**EXERCISE AIM**
Each line containing the word "name" should be found and copied.

/---

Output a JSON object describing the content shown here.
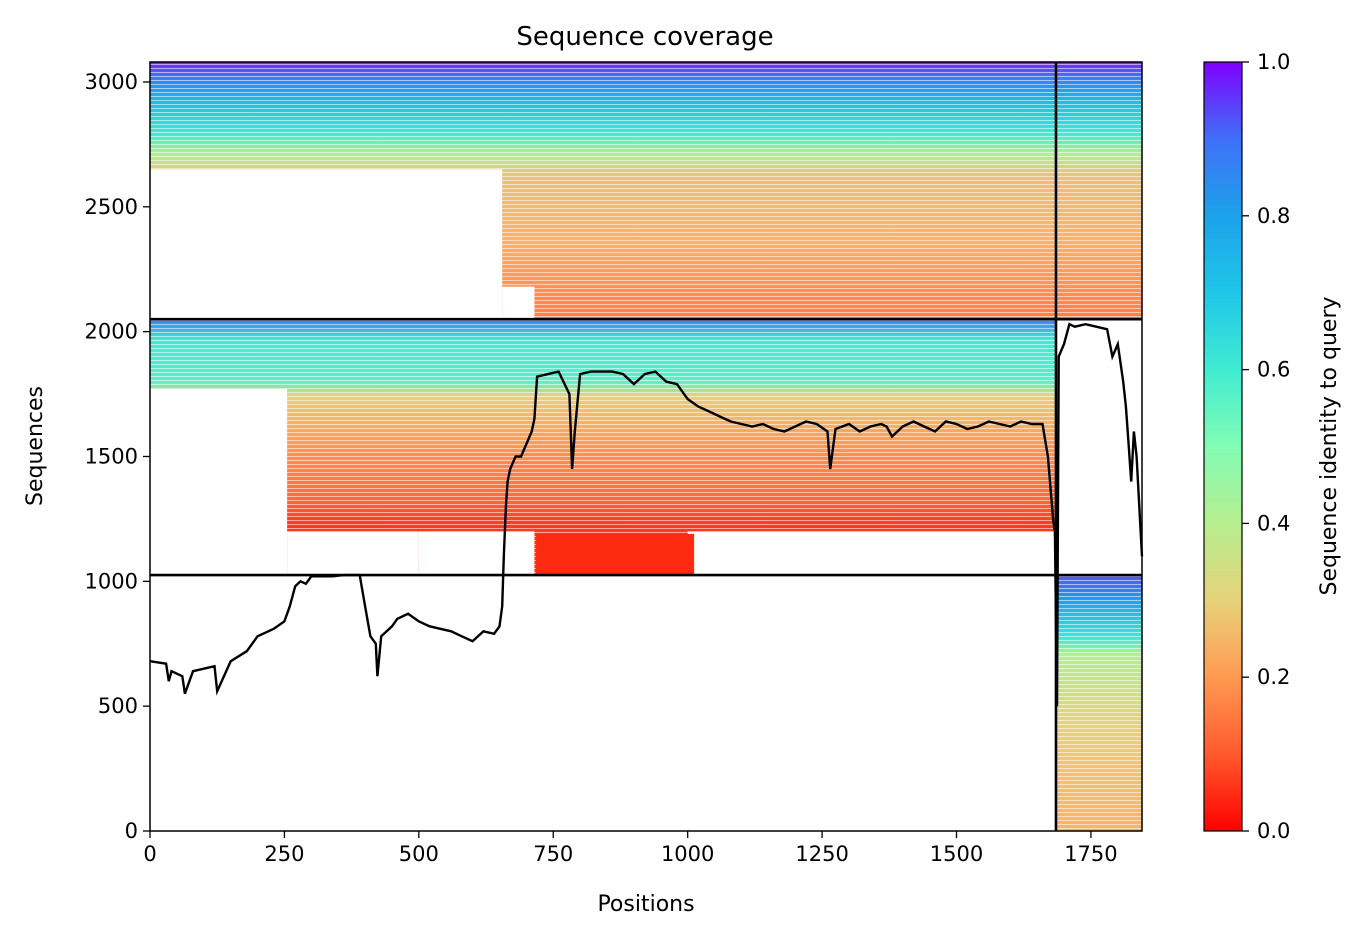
{
  "chart_data": {
    "type": "heatmap",
    "title": "Sequence coverage",
    "xlabel": "Positions",
    "ylabel": "Sequences",
    "xlim": [
      0,
      1845
    ],
    "ylim": [
      0,
      3080
    ],
    "xticks": [
      0,
      250,
      500,
      750,
      1000,
      1250,
      1500,
      1750
    ],
    "yticks": [
      0,
      500,
      1000,
      1500,
      2000,
      2500,
      3000
    ],
    "colorbar": {
      "label": "Sequence identity to query",
      "range": [
        0,
        1
      ],
      "ticks": [
        "0.0",
        "0.2",
        "0.4",
        "0.6",
        "0.8",
        "1.0"
      ],
      "colormap": "rainbow_r"
    },
    "block_dividers": {
      "horizontal": [
        1025,
        2050
      ],
      "vertical_x": 1685
    },
    "blocks": [
      {
        "name": "block-1",
        "x_range": [
          1685,
          1845
        ],
        "y_range": [
          0,
          1025
        ]
      },
      {
        "name": "block-2",
        "x_range": [
          0,
          1685
        ],
        "y_range": [
          1025,
          2050
        ]
      },
      {
        "name": "block-3",
        "x_range": [
          0,
          1845
        ],
        "y_range": [
          2050,
          3080
        ]
      }
    ],
    "series": [
      {
        "type": "line",
        "color": "#000000",
        "x": [
          0,
          30,
          35,
          40,
          60,
          65,
          80,
          100,
          120,
          125,
          150,
          180,
          200,
          210,
          230,
          250,
          260,
          270,
          280,
          290,
          300,
          320,
          340,
          360,
          390,
          400,
          410,
          420,
          423,
          430,
          450,
          460,
          480,
          500,
          520,
          540,
          560,
          580,
          600,
          620,
          640,
          650,
          655,
          658,
          662,
          665,
          670,
          680,
          690,
          700,
          710,
          715,
          720,
          740,
          760,
          780,
          785,
          790,
          800,
          820,
          840,
          860,
          880,
          900,
          920,
          940,
          960,
          980,
          990,
          1000,
          1020,
          1040,
          1060,
          1080,
          1100,
          1120,
          1140,
          1160,
          1180,
          1200,
          1220,
          1240,
          1260,
          1265,
          1275,
          1300,
          1320,
          1340,
          1360,
          1370,
          1380,
          1400,
          1420,
          1440,
          1460,
          1480,
          1500,
          1520,
          1540,
          1560,
          1580,
          1600,
          1620,
          1640,
          1660,
          1670,
          1680,
          1683,
          1687,
          1690,
          1700,
          1710,
          1720,
          1740,
          1760,
          1780,
          1790,
          1800,
          1810,
          1815,
          1820,
          1825,
          1830,
          1835,
          1840,
          1845
        ],
        "y": [
          680,
          670,
          600,
          640,
          620,
          550,
          640,
          650,
          660,
          560,
          680,
          720,
          780,
          790,
          810,
          840,
          900,
          980,
          1000,
          990,
          1020,
          1020,
          1020,
          1025,
          1025,
          900,
          780,
          750,
          620,
          780,
          820,
          850,
          870,
          840,
          820,
          810,
          800,
          780,
          760,
          800,
          790,
          820,
          900,
          1100,
          1300,
          1400,
          1450,
          1500,
          1500,
          1550,
          1600,
          1650,
          1820,
          1830,
          1840,
          1750,
          1450,
          1600,
          1830,
          1840,
          1840,
          1840,
          1830,
          1790,
          1830,
          1840,
          1800,
          1790,
          1760,
          1730,
          1700,
          1680,
          1660,
          1640,
          1630,
          1620,
          1630,
          1610,
          1600,
          1620,
          1640,
          1630,
          1600,
          1450,
          1610,
          1630,
          1600,
          1620,
          1630,
          1620,
          1580,
          1620,
          1640,
          1620,
          1600,
          1640,
          1630,
          1610,
          1620,
          1640,
          1630,
          1620,
          1640,
          1630,
          1630,
          1500,
          1240,
          1200,
          500,
          1900,
          1950,
          2030,
          2020,
          2030,
          2020,
          2010,
          1900,
          1950,
          1800,
          1700,
          1550,
          1400,
          1600,
          1500,
          1300,
          1100
        ]
      }
    ]
  }
}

\---

**TASK SOLUTION**
        "name": "block-1",
        "name": "block-2",
        "name": "block-3",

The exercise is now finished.